Extracted records:

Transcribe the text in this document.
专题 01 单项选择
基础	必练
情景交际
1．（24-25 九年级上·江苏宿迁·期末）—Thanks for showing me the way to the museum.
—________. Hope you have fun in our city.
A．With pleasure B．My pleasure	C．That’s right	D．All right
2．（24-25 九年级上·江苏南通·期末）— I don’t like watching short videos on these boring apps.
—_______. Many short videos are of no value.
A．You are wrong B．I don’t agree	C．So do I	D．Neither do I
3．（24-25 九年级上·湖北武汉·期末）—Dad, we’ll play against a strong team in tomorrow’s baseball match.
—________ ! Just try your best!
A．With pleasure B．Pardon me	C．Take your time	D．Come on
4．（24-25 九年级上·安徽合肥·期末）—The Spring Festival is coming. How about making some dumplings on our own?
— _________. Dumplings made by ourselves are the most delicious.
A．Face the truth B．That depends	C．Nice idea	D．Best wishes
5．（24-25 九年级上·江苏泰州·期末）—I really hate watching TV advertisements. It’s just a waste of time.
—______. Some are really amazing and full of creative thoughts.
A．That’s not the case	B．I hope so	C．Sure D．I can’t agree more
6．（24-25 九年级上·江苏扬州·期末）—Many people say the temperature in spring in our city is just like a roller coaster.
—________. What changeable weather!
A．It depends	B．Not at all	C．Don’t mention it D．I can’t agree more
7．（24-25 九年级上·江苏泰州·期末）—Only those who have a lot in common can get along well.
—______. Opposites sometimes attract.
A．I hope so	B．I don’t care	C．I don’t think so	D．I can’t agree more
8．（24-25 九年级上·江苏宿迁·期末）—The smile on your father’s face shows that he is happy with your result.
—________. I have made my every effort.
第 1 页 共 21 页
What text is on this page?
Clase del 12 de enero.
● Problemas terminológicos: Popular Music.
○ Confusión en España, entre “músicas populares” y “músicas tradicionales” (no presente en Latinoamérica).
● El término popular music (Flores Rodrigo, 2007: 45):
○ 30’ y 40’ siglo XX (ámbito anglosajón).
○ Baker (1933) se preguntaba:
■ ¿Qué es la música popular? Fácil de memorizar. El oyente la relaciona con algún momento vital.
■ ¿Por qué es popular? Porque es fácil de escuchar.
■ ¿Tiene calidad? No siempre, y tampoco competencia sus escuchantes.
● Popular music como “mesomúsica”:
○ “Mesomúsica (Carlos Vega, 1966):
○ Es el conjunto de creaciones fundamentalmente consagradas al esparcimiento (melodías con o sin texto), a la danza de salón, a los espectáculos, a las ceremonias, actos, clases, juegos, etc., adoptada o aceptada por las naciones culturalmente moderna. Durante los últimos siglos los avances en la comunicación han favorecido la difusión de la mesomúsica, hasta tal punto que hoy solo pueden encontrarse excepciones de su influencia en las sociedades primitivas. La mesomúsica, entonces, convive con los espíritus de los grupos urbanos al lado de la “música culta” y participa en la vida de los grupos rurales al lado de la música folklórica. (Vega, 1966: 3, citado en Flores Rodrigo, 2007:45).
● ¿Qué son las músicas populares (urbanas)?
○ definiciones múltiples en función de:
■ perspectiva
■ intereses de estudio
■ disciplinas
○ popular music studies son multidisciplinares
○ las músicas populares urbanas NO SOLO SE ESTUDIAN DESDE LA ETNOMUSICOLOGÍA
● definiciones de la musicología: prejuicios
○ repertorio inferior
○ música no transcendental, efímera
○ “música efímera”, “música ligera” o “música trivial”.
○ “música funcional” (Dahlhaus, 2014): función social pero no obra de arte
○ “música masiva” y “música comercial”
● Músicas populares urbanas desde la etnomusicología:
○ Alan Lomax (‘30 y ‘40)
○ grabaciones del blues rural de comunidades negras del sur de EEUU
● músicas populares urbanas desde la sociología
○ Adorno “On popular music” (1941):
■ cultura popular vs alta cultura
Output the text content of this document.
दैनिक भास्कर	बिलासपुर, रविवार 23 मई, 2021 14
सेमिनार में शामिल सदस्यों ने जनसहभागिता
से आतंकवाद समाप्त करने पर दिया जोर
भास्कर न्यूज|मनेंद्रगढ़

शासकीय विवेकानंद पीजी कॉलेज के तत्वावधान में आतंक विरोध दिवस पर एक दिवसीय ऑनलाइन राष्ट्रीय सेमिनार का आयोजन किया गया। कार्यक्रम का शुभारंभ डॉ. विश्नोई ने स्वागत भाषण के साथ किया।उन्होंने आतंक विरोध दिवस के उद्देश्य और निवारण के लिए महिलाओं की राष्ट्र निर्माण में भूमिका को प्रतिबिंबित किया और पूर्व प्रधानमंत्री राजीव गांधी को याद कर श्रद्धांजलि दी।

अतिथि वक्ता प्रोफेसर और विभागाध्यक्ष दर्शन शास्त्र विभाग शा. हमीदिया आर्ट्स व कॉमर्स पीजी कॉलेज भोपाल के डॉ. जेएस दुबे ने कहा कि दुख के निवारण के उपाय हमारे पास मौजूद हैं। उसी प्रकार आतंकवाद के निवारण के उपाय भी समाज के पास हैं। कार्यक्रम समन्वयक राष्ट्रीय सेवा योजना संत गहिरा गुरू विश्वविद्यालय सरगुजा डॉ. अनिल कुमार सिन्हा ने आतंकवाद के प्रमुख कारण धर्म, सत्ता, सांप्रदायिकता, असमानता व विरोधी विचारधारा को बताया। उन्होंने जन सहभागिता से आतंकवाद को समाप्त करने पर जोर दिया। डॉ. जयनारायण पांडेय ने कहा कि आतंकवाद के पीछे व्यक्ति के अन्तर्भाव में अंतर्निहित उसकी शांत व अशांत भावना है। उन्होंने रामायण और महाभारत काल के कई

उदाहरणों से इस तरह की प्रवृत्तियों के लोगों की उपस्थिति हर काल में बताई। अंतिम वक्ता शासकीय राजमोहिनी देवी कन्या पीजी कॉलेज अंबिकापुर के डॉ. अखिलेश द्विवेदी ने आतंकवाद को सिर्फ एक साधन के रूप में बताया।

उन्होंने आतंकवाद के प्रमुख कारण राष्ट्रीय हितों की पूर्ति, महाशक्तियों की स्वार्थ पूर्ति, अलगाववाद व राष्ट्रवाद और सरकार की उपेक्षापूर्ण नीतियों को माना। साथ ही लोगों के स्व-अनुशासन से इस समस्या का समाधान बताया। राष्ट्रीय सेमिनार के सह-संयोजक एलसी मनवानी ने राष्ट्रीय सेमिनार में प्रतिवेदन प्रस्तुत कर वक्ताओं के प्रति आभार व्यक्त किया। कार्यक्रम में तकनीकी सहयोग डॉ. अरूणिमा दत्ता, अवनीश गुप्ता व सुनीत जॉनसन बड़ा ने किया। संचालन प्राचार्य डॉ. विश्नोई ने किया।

DESCRIPTION OF THE TASK: State only the number of lines in these entries that contain "Many".

REPLY: 2